Track down every line below that holds "документации" and copy it.
======== EXERCISE INPUTS ========
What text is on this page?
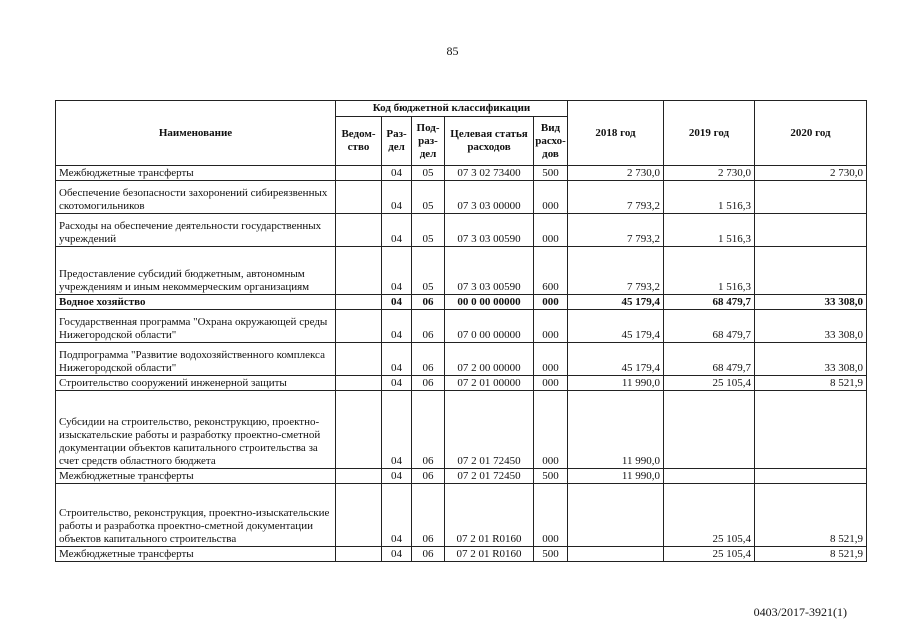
85
Наименование	Код бюджетной классификации					2018 год	2019 год	2020 год
	Ведом-ство	Раз-дел	Под-раз-дел	Целевая статья расходов	Вид расхо-дов			
Межбюджетные трансферты		04	05	07 3 02 73400	500	2 730,0	2 730,0	2 730,0
Обеспечение безопасности захоронений сибиреязвенных скотомогильников		04	05	07 3 03 00000	000	7 793,2	1 516,3	
Расходы на обеспечение деятельности государственных учреждений		04	05	07 3 03 00590	000	7 793,2	1 516,3	
Предоставление субсидий бюджетным, автономным учреждениям и иным некоммерческим организациям		04	05	07 3 03 00590	600	7 793,2	1 516,3	
Водное хозяйство		04	06	00 0 00 00000	000	45 179,4	68 479,7	33 308,0
Государственная программа "Охрана окружающей среды Нижегородской области"		04	06	07 0 00 00000	000	45 179,4	68 479,7	33 308,0
Подпрограмма "Развитие водохозяйственного комплекса Нижегородской области"		04	06	07 2 00 00000	000	45 179,4	68 479,7	33 308,0
Строительство сооружений инженерной защиты		04	06	07 2 01 00000	000	11 990,0	25 105,4	8 521,9
Субсидии на строительство, реконструкцию, проектно-изыскательские работы и разработку проектно-сметной документации объектов капитального строительства за счет средств областного бюджета		04	06	07 2 01 72450	000	11 990,0		
Межбюджетные трансферты		04	06	07 2 01 72450	500	11 990,0		
Строительство, реконструкция, проектно-изыскательские работы и разработка проектно-сметной документации объектов капитального строительства		04	06	07 2 01 R0160	000		25 105,4	8 521,9
Межбюджетные трансферты		04	06	07 2 01 R0160	500		25 105,4	8 521,9
0403/2017-3921(1)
========
» **RESULT**:
Субсидии на строительство, реконструкцию, проектно-изыскательские работы и разработку проектно-сметной документации объектов капитального строительства за счет средств областного бюджета		04	06	07 2 01 72450	000	11 990,0		
Строительство, реконструкция, проектно-изыскательские работы и разработка проектно-сметной документации объектов капитального строительства		04	06	07 2 01 R0160	000		25 105,4	8 521,9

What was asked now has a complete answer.